* **Written request**
Gather every line from the entries below that includes "JSON".

* **Excerpted data**
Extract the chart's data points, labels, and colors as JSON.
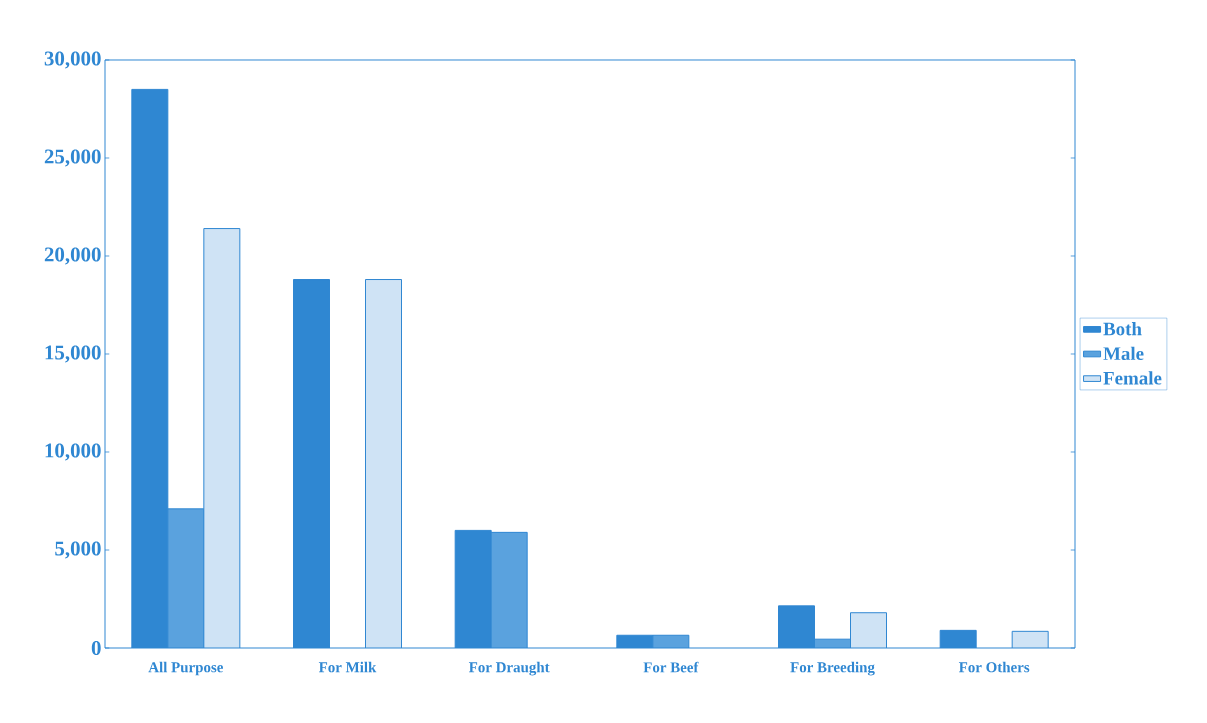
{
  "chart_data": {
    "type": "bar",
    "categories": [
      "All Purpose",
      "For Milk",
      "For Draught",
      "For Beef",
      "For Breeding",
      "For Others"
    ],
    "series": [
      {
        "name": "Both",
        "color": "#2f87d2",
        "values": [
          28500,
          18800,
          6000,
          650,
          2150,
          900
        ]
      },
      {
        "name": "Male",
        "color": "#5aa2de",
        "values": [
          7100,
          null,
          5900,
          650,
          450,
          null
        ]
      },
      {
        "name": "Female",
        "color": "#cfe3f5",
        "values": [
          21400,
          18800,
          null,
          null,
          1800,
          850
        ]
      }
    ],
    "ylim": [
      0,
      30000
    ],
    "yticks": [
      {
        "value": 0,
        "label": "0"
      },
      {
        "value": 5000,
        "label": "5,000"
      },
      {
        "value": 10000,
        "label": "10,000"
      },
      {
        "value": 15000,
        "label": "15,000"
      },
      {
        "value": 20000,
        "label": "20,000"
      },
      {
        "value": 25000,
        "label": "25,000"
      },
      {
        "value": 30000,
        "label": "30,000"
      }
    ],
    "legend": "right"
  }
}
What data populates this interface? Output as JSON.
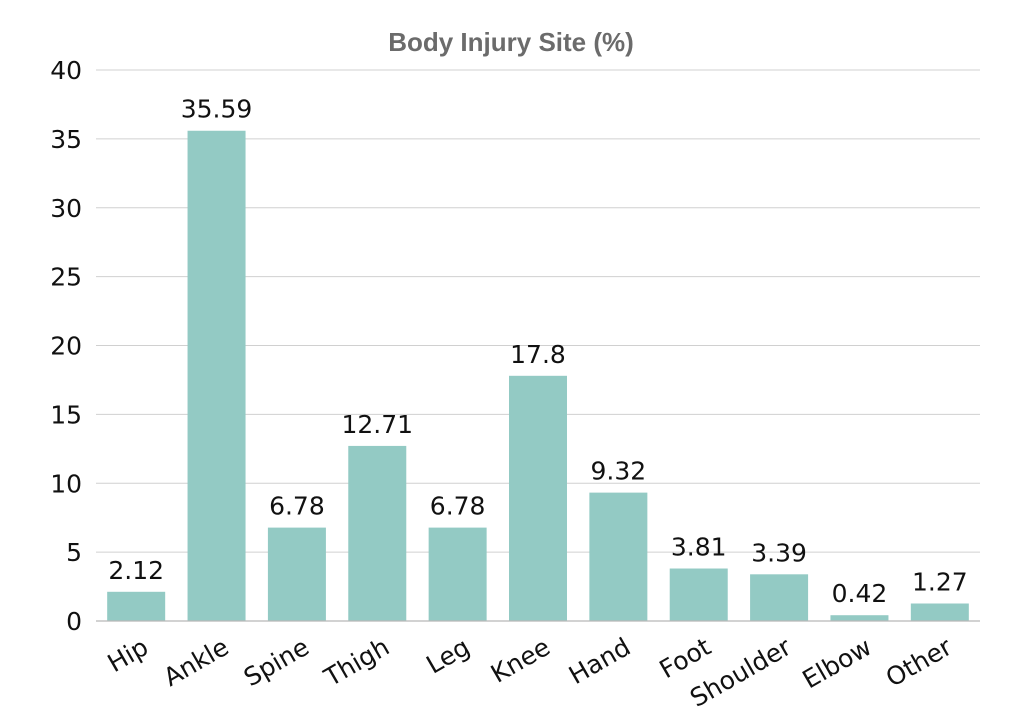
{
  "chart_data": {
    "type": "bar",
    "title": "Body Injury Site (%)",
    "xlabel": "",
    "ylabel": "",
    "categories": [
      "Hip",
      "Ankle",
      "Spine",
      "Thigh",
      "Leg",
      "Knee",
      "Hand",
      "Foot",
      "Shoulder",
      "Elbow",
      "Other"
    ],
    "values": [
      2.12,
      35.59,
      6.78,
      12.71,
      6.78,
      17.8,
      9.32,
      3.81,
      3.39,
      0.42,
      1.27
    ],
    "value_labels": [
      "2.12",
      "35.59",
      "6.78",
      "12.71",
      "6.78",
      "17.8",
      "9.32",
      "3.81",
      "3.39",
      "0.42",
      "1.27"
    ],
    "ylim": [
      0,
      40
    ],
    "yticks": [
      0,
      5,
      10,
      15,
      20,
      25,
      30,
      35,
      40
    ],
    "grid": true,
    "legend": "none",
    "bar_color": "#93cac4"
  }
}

* **Worked answer**
Extract the chart's data points, labels, and colors as JSON.
What data populates this interface? Output as JSON.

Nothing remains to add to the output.